▶ _Stated goal_
Quote the full listing word for word.

▶ _Recorded information_
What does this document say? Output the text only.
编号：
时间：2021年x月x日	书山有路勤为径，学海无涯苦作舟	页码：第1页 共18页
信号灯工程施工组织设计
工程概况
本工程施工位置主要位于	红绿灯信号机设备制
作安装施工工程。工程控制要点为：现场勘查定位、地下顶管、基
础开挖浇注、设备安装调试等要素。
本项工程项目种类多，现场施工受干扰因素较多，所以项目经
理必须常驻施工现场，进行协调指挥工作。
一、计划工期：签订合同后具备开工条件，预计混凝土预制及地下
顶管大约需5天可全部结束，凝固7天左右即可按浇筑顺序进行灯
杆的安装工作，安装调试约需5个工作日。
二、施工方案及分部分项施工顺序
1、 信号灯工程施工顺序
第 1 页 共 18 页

▶ _Result_
What does this document say? Output the text only.
编号：
时间：2021年x月x日	书山有路勤为径，学海无涯苦作舟	页码：第1页 共18页
信号灯工程施工组织设计
工程概况
本工程施工位置主要位于	红绿灯信号机设备制
作安装施工工程。工程控制要点为：现场勘查定位、地下顶管、基
础开挖浇注、设备安装调试等要素。
本项工程项目种类多，现场施工受干扰因素较多，所以项目经
理必须常驻施工现场，进行协调指挥工作。
一、计划工期：签订合同后具备开工条件，预计混凝土预制及地下
顶管大约需5天可全部结束，凝固7天左右即可按浇筑顺序进行灯
杆的安装工作，安装调试约需5个工作日。
二、施工方案及分部分项施工顺序
1、 信号灯工程施工顺序
第 1 页 共 18 页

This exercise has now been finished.